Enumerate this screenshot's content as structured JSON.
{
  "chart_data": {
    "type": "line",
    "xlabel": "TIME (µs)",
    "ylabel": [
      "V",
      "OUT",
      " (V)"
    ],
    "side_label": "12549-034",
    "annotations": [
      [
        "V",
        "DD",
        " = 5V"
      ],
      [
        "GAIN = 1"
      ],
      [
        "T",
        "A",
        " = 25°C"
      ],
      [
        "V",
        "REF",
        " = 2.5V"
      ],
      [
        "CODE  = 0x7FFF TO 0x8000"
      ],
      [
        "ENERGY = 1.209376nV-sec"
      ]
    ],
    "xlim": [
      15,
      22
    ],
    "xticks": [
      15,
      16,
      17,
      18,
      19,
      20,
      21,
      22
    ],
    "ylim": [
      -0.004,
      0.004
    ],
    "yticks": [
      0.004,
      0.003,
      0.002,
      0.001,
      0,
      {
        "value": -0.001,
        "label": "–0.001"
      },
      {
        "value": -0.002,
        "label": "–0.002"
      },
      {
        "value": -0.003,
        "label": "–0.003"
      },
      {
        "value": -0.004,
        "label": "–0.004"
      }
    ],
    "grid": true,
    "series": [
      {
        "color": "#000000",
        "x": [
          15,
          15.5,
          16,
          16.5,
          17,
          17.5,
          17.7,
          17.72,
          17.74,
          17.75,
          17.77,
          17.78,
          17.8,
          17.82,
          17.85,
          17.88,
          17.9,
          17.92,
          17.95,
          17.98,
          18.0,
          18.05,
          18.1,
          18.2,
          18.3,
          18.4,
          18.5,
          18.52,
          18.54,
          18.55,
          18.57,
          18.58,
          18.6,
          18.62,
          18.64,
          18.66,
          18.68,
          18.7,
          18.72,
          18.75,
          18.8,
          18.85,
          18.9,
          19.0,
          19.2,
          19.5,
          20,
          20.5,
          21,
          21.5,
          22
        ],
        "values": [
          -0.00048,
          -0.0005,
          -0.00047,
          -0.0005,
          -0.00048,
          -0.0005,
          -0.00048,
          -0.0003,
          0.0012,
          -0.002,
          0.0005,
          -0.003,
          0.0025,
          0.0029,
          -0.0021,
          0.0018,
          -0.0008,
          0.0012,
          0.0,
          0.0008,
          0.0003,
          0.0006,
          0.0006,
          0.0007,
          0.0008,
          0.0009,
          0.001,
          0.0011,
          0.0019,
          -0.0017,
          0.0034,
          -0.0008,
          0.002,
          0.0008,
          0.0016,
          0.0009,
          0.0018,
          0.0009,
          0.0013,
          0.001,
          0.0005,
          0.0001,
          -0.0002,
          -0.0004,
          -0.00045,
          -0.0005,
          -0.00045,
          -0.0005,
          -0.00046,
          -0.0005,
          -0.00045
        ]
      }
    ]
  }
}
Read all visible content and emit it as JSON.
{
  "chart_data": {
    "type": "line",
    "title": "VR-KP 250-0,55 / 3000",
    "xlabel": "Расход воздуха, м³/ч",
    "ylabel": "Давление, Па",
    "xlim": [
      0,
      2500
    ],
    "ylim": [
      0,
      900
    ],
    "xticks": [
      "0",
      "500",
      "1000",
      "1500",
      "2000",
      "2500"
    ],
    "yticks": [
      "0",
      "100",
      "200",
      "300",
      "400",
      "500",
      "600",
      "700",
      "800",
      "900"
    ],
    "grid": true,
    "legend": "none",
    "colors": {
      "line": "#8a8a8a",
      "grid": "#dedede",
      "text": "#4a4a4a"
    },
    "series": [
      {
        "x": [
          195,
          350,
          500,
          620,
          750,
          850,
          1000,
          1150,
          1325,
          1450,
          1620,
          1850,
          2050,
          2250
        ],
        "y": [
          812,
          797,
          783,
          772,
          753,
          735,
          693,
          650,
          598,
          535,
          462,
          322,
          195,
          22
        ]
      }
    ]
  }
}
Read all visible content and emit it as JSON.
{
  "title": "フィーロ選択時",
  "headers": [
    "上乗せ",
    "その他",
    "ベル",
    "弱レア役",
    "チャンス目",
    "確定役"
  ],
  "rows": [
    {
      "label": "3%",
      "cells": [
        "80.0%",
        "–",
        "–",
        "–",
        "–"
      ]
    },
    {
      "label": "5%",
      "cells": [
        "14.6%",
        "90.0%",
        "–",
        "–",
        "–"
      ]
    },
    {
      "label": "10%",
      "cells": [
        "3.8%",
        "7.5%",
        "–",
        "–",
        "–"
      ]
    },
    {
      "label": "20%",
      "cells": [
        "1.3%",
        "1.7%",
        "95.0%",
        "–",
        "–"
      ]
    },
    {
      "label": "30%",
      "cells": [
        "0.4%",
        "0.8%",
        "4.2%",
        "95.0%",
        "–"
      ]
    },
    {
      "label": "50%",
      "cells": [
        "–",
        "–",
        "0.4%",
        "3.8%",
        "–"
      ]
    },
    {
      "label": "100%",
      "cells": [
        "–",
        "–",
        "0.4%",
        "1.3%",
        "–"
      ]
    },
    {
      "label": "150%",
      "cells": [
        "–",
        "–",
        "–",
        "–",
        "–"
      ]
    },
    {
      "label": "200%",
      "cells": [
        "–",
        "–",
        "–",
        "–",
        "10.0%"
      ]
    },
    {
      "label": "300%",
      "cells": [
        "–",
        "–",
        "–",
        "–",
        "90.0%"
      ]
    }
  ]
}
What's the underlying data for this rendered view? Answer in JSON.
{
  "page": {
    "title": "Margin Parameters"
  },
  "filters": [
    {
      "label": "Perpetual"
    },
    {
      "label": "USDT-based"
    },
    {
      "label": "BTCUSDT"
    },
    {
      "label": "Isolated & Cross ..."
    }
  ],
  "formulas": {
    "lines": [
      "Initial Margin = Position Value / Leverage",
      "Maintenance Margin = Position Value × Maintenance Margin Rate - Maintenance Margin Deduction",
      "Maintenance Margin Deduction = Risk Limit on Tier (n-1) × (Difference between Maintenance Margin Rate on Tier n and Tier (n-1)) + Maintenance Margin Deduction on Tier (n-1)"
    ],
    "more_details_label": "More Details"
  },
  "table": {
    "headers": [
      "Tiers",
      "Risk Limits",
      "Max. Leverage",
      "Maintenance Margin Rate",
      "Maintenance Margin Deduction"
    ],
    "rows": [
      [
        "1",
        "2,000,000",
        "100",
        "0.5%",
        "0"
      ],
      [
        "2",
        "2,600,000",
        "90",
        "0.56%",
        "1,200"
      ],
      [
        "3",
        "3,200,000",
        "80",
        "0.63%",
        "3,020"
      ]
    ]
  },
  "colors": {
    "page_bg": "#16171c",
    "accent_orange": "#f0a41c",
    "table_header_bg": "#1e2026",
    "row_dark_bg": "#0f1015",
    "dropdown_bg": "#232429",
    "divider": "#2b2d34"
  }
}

**Direction**
Check each line above for the word "Risk", and copy the lines where it appears.

**Answer to the task**
      "Maintenance Margin Deduction = Risk Limit on Tier (n-1) × (Difference between Maintenance Margin Rate on Tier n and Tier (n-1)) + Maintenance Margin Deduction on Tier (n-1)"
      "Risk Limits",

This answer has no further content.